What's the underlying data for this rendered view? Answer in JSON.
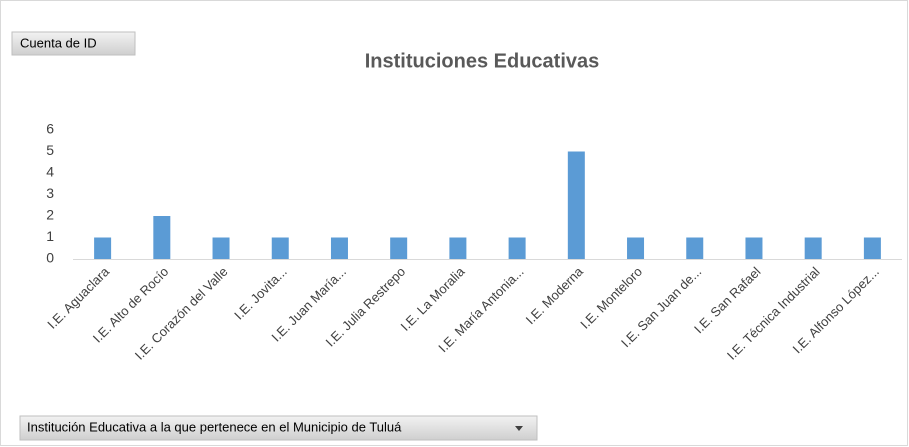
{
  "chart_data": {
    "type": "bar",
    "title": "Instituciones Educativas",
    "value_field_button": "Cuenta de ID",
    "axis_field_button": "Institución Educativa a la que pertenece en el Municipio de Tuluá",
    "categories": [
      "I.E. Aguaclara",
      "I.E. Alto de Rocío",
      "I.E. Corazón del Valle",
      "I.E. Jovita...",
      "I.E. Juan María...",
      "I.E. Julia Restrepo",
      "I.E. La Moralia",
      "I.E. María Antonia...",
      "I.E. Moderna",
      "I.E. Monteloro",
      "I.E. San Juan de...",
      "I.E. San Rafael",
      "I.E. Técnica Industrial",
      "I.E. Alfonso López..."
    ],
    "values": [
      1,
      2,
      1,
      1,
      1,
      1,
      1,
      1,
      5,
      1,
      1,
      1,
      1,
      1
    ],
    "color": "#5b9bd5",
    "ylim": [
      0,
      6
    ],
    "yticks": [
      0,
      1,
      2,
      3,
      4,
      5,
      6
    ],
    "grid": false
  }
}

################

### TASK PROMPT
Leave out the pictures and return every record word for word.

### SOLUTION TO THIS PROBLEM
What's the underlying data for this rendered view? Answer in JSON.
{
  "chart_data": {
    "type": "bar",
    "title": "Instituciones Educativas",
    "value_field_button": "Cuenta de ID",
    "axis_field_button": "Institución Educativa a la que pertenece en el Municipio de Tuluá",
    "categories": [
      "I.E. Aguaclara",
      "I.E. Alto de Rocío",
      "I.E. Corazón del Valle",
      "I.E. Jovita...",
      "I.E. Juan María...",
      "I.E. Julia Restrepo",
      "I.E. La Moralia",
      "I.E. María Antonia...",
      "I.E. Moderna",
      "I.E. Monteloro",
      "I.E. San Juan de...",
      "I.E. San Rafael",
      "I.E. Técnica Industrial",
      "I.E. Alfonso López..."
    ],
    "values": [
      1,
      2,
      1,
      1,
      1,
      1,
      1,
      1,
      5,
      1,
      1,
      1,
      1,
      1
    ],
    "color": "#5b9bd5",
    "ylim": [
      0,
      6
    ],
    "yticks": [
      0,
      1,
      2,
      3,
      4,
      5,
      6
    ],
    "grid": false
  }
}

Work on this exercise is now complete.